● Aim
Pull every line that holds the word "Quick" from the entries.

● Data shown

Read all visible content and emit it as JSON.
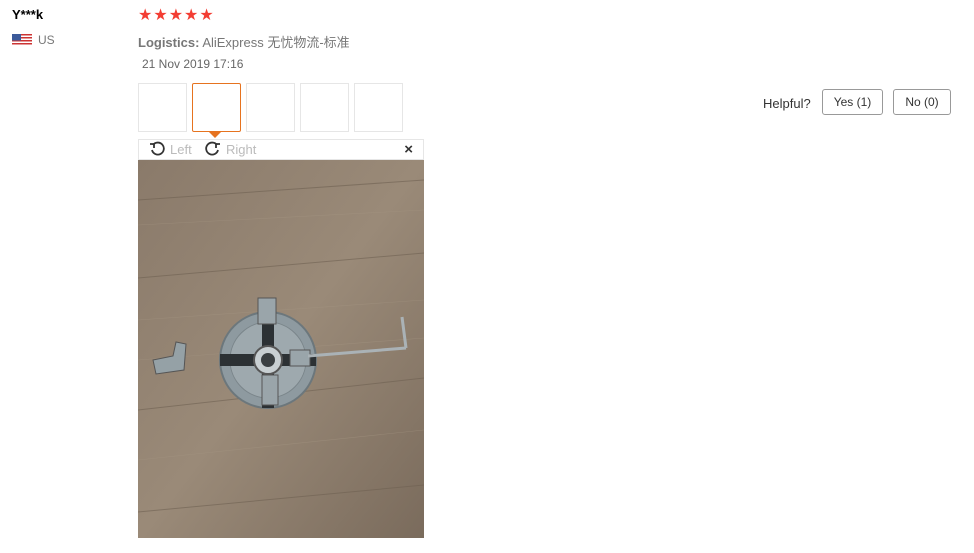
{
  "review": {
    "user": "Y***k",
    "country": "US",
    "rating": 5,
    "stars": [
      "★",
      "★",
      "★",
      "★",
      "★"
    ],
    "logistics_label": "Logistics:",
    "logistics_value": "AliExpress 无忧物流-标准",
    "date": "21 Nov 2019 17:16",
    "thumbnail_count": 5,
    "active_thumbnail": 2
  },
  "helpful": {
    "label": "Helpful?",
    "yes": "Yes (1)",
    "no": "No (0)"
  },
  "viewer": {
    "rotate_left": "Left",
    "rotate_right": "Right",
    "close": "×",
    "image_subject": "metal 4-jaw lathe chuck with separate jaw and hex key on wooden floor"
  },
  "colors": {
    "star": "#f33d33",
    "active_border": "#e6731f"
  }
}
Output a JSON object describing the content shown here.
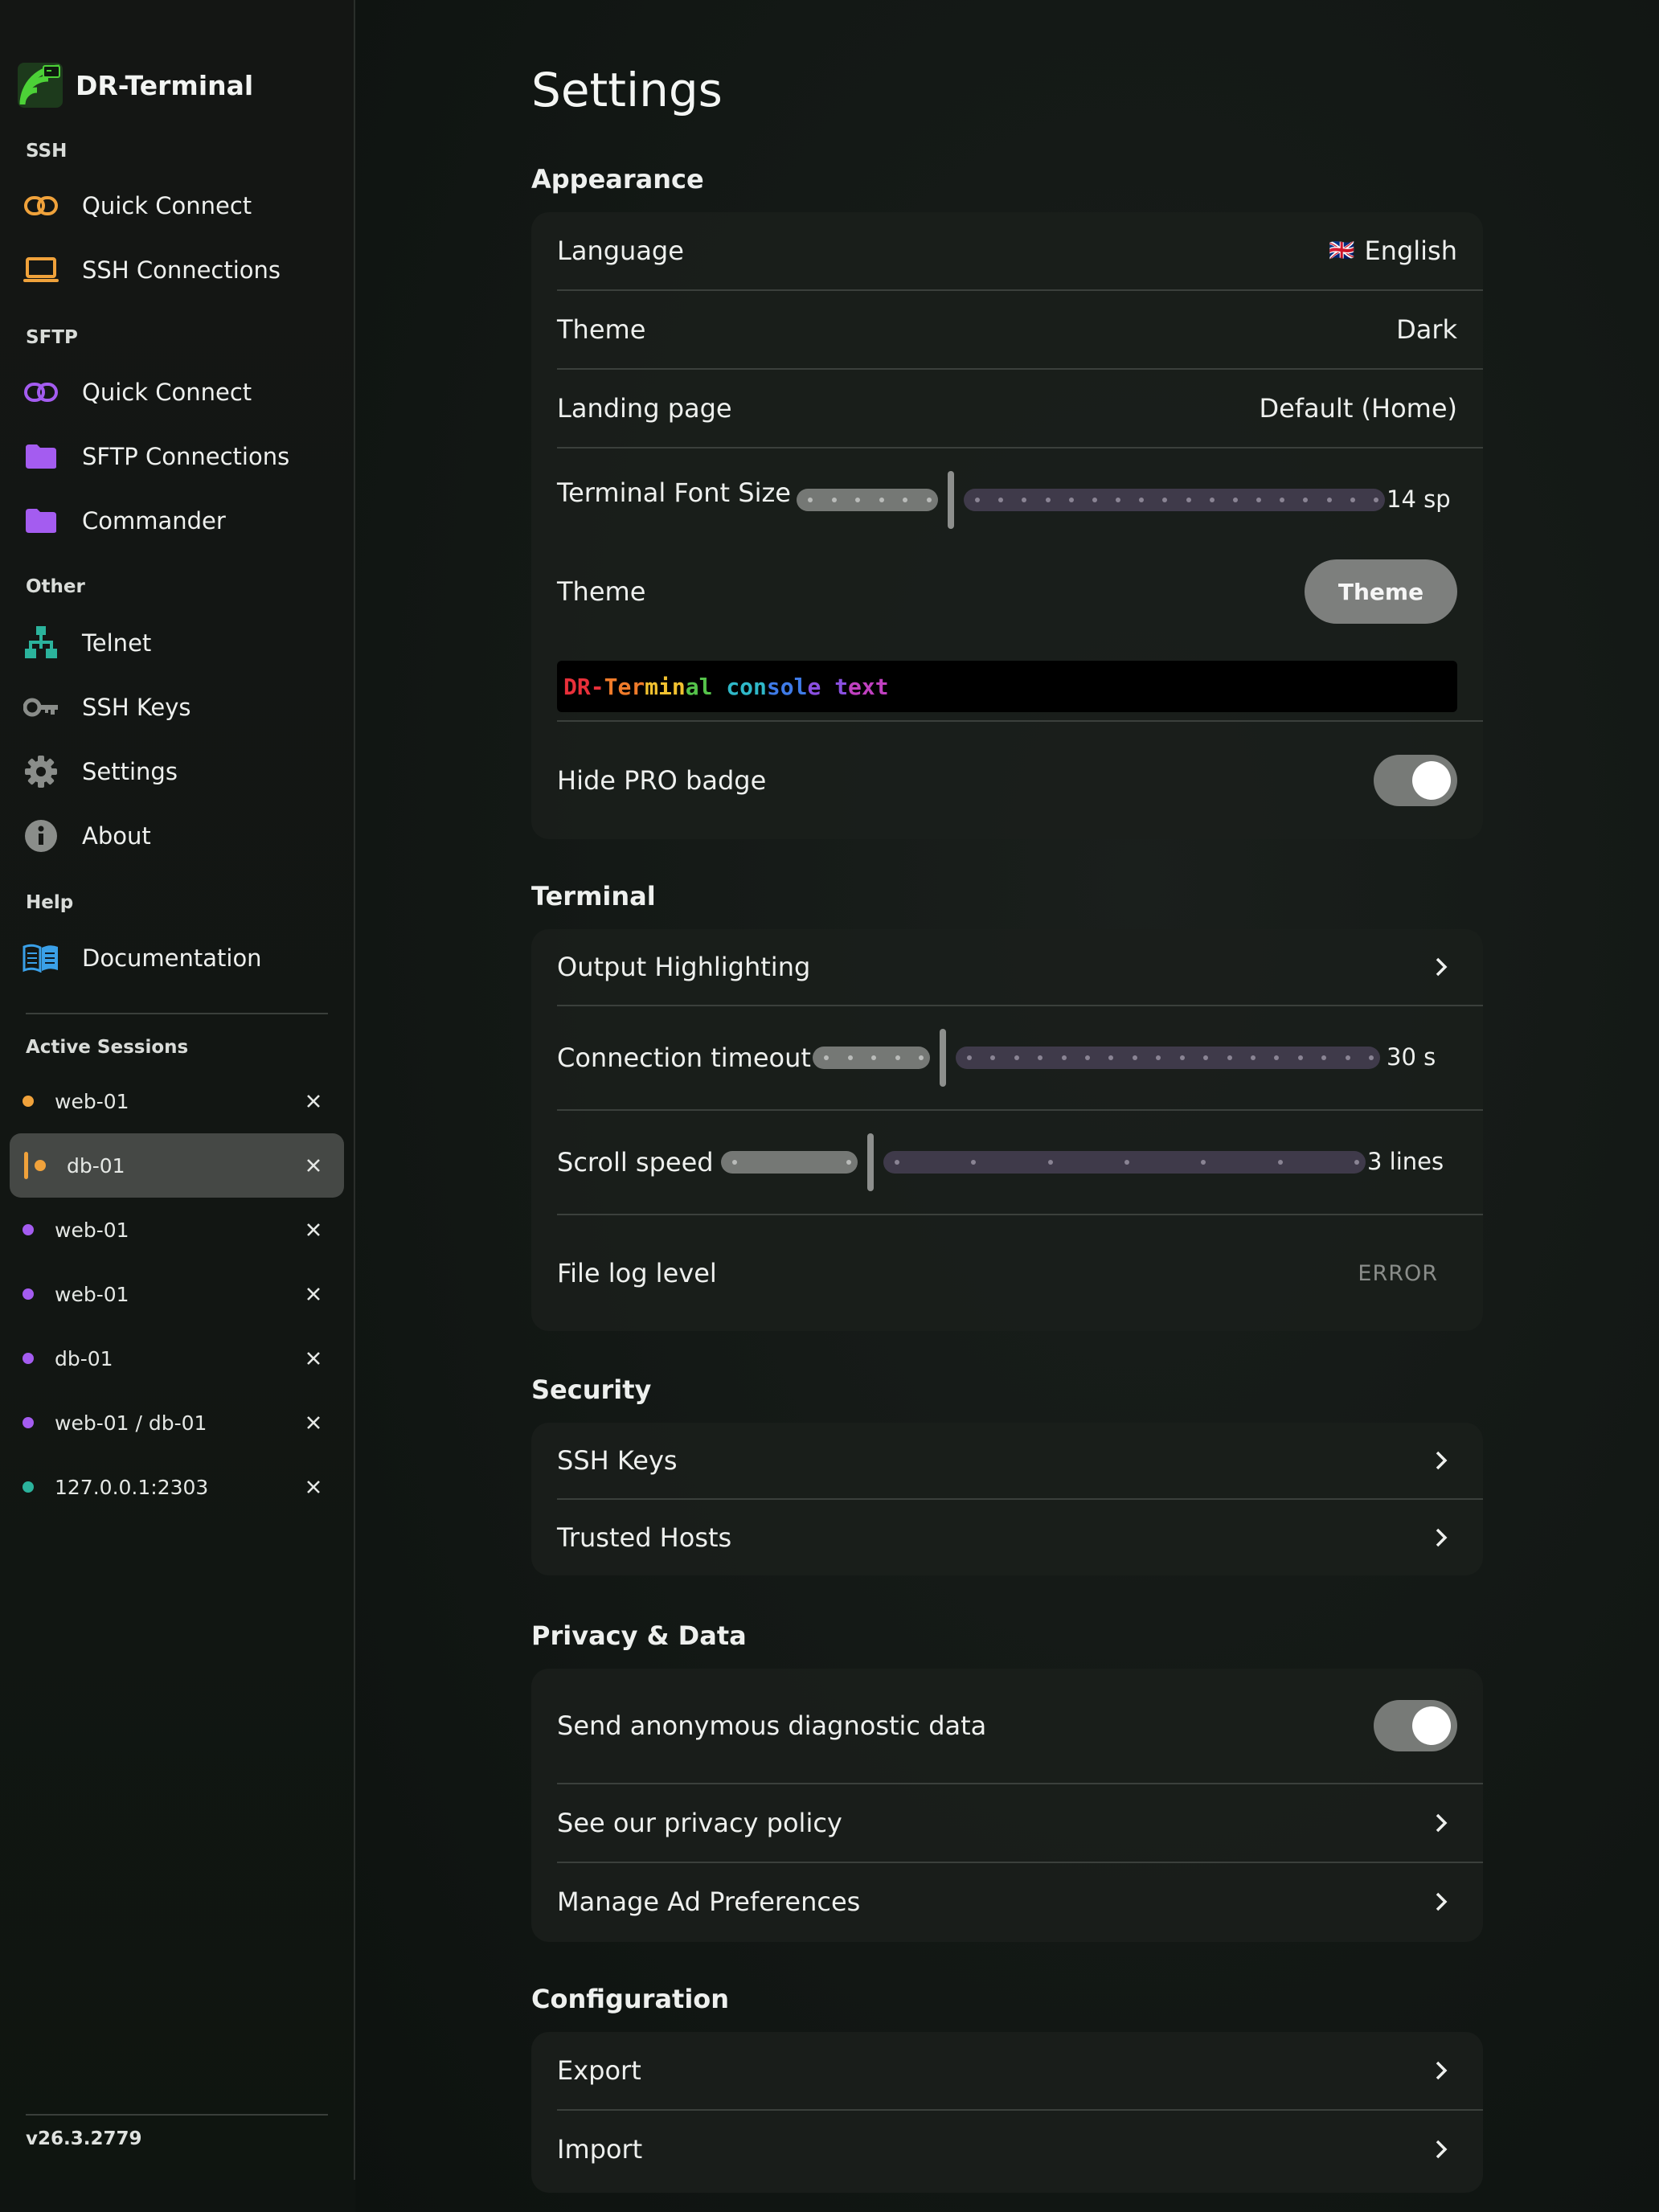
{
  "app": {
    "name": "DR-Terminal",
    "version": "v26.3.2779"
  },
  "colors": {
    "ssh": "#f0a23b",
    "sftp": "#a45cf0",
    "telnet": "#2bb39c",
    "docs": "#3aa0e8",
    "accent_green": "#4cd137"
  },
  "sidebar": {
    "sections": {
      "ssh": "SSH",
      "sftp": "SFTP",
      "other": "Other",
      "help": "Help",
      "active_sessions": "Active Sessions"
    },
    "items": {
      "ssh_quick": "Quick Connect",
      "ssh_connections": "SSH Connections",
      "sftp_quick": "Quick Connect",
      "sftp_connections": "SFTP Connections",
      "commander": "Commander",
      "telnet": "Telnet",
      "ssh_keys": "SSH Keys",
      "settings": "Settings",
      "about": "About",
      "documentation": "Documentation"
    },
    "sessions": [
      {
        "label": "web-01",
        "color": "#f0a23b"
      },
      {
        "label": "db-01",
        "color": "#f0a23b",
        "active": true
      },
      {
        "label": "web-01",
        "color": "#a45cf0"
      },
      {
        "label": "web-01",
        "color": "#a45cf0"
      },
      {
        "label": "db-01",
        "color": "#a45cf0"
      },
      {
        "label": "web-01 / db-01",
        "color": "#a45cf0"
      },
      {
        "label": "127.0.0.1:2303",
        "color": "#2bb39c"
      }
    ]
  },
  "settings": {
    "title": "Settings",
    "appearance": {
      "title": "Appearance",
      "language_label": "Language",
      "language_value": "English",
      "language_flag": "🇬🇧",
      "theme_label": "Theme",
      "theme_value": "Dark",
      "landing_label": "Landing page",
      "landing_value": "Default (Home)",
      "font_size_label": "Terminal Font Size",
      "font_size_value": "14 sp",
      "font_size_fraction": 0.25,
      "terminal_theme_label": "Theme",
      "terminal_theme_button": "Theme",
      "console_text": "DR-Terminal console text",
      "console_colors": [
        "#e8303a",
        "#f07b2a",
        "#f2c230",
        "#55c34a",
        "#2fb8c8",
        "#3f7be8",
        "#8a4fe0",
        "#c040c0"
      ],
      "hide_pro_label": "Hide PRO badge",
      "hide_pro_on": true
    },
    "terminal": {
      "title": "Terminal",
      "output_highlighting": "Output Highlighting",
      "timeout_label": "Connection timeout",
      "timeout_value": "30 s",
      "scroll_label": "Scroll speed",
      "scroll_value": "3 lines",
      "file_log_label": "File log level",
      "file_log_value": "ERROR"
    },
    "security": {
      "title": "Security",
      "ssh_keys": "SSH Keys",
      "trusted_hosts": "Trusted Hosts"
    },
    "privacy": {
      "title": "Privacy & Data",
      "diagnostic": "Send anonymous diagnostic data",
      "diagnostic_on": true,
      "privacy_policy": "See our privacy policy",
      "ad_prefs": "Manage Ad Preferences"
    },
    "configuration": {
      "title": "Configuration",
      "export": "Export",
      "import": "Import"
    }
  }
}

● In response
      "ssh_quick": "Quick Connect",
      "sftp_quick": "Quick Connect",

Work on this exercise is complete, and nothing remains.